The exercise: Records follow. Select each line holding "JSON".
::: Provided records :::
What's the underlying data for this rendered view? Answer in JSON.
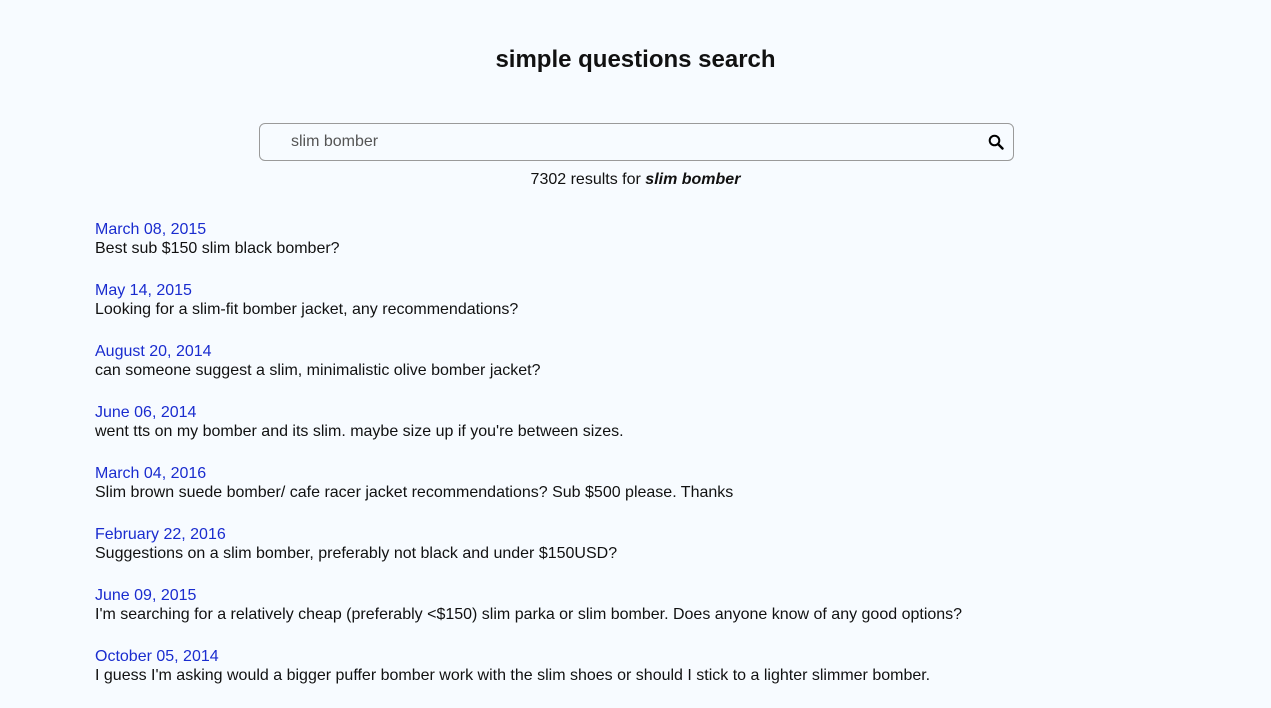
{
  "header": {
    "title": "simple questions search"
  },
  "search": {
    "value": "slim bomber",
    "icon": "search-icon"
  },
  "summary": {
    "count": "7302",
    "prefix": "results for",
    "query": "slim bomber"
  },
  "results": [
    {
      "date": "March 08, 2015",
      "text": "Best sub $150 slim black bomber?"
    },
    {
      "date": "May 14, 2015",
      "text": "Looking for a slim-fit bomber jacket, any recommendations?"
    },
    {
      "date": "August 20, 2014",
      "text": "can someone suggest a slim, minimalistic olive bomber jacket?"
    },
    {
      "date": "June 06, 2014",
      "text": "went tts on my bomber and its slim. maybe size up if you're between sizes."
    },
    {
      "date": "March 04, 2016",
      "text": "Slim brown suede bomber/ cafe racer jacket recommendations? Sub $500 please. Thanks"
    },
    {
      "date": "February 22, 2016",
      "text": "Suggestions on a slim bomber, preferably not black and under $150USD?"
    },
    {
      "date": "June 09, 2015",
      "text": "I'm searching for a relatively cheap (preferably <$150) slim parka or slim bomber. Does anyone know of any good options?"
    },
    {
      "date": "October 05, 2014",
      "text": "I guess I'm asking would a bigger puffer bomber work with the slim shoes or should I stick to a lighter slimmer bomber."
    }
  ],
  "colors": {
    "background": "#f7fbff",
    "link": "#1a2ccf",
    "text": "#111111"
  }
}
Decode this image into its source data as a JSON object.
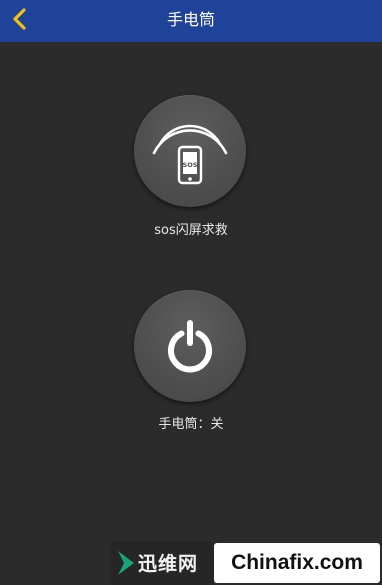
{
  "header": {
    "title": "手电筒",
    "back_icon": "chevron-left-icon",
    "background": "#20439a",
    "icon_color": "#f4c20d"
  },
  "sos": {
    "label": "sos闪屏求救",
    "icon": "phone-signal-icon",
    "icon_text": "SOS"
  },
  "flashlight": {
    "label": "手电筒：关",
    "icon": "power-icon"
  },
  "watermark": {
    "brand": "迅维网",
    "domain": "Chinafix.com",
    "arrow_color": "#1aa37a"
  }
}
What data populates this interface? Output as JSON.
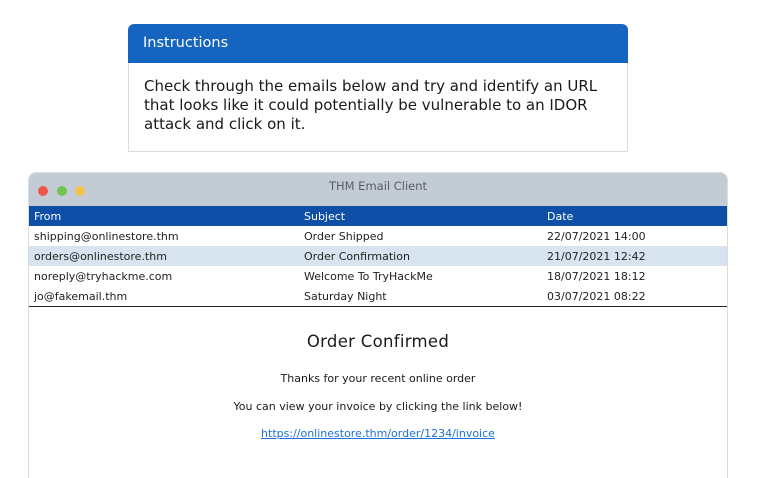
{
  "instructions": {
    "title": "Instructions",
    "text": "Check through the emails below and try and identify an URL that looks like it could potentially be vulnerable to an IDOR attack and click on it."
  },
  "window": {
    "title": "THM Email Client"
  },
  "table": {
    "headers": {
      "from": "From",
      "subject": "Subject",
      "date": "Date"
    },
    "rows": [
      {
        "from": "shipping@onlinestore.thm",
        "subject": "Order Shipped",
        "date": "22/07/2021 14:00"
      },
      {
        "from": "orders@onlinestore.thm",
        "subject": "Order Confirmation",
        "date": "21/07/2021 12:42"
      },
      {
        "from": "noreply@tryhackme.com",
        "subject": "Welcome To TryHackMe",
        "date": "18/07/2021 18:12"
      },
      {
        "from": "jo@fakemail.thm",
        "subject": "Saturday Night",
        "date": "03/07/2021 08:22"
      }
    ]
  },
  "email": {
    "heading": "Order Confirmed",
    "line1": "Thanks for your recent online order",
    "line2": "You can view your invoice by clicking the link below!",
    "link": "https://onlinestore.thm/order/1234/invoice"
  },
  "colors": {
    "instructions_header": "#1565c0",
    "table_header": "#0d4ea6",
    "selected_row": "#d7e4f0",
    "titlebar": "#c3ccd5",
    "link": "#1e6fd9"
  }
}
:::
Result:
What's the underlying data for this rendered view? Answer in JSON.
Decode this image into its source data as a JSON object.
What data populates this interface? Output as JSON.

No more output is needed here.